(Data items)
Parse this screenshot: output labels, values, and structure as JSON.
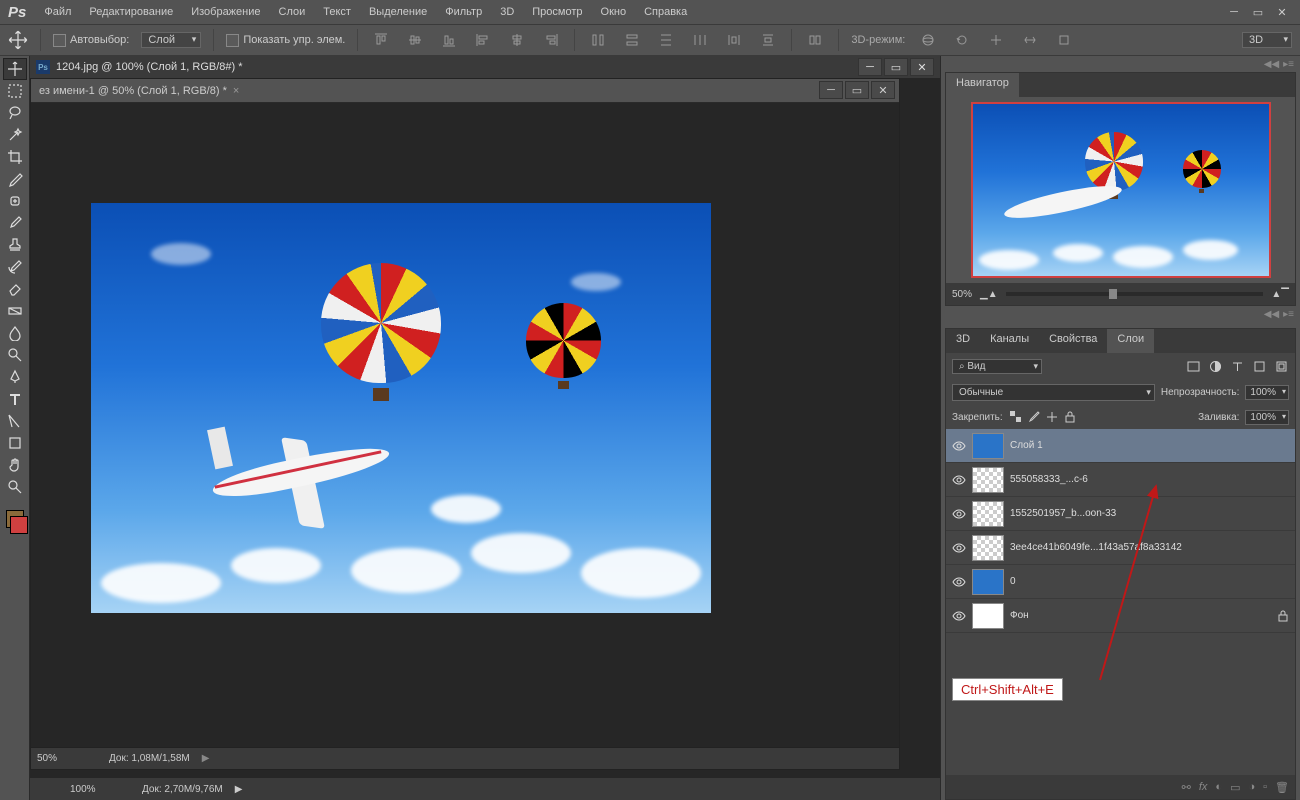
{
  "menubar": {
    "logo": "Ps",
    "items": [
      "Файл",
      "Редактирование",
      "Изображение",
      "Слои",
      "Текст",
      "Выделение",
      "Фильтр",
      "3D",
      "Просмотр",
      "Окно",
      "Справка"
    ]
  },
  "options": {
    "autoselect": "Автовыбор:",
    "layer_select": "Слой",
    "show_controls": "Показать упр. элем.",
    "mode_3d_label": "3D-режим:",
    "mode_3d_value": "3D"
  },
  "docs": {
    "bg_title": "1204.jpg @ 100% (Слой 1, RGB/8#) *",
    "fg_title": "ез имени-1 @ 50% (Слой 1, RGB/8) *",
    "fg_close": "×"
  },
  "status": {
    "inner_zoom": "50%",
    "inner_info": "Док: 1,08M/1,58M",
    "outer_zoom": "100%",
    "outer_info": "Док: 2,70M/9,76M",
    "arrow": "▶"
  },
  "panels": {
    "navigator_tab": "Навигатор",
    "nav_zoom": "50%",
    "tabs": [
      "3D",
      "Каналы",
      "Свойства",
      "Слои"
    ],
    "search_label": "Вид",
    "blend_mode": "Обычные",
    "opacity_label": "Непрозрачность:",
    "opacity_value": "100%",
    "lock_label": "Закрепить:",
    "fill_label": "Заливка:",
    "fill_value": "100%"
  },
  "layers": [
    {
      "name": "Слой 1",
      "thumb": "sky",
      "selected": true
    },
    {
      "name": "555058333_...c-6",
      "thumb": "checker"
    },
    {
      "name": "1552501957_b...oon-33",
      "thumb": "checker"
    },
    {
      "name": "3ee4ce41b6049fe...1f43a57af8a33142",
      "thumb": "checker"
    },
    {
      "name": "0",
      "thumb": "sky"
    },
    {
      "name": "Фон",
      "thumb": "white",
      "locked": true
    }
  ],
  "annotation": "Ctrl+Shift+Alt+E",
  "search_icon": "⌕"
}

▸ What you need to do: Scan the records above and report how many lines include the word "name", without any other text.

▸ Exercise result: 6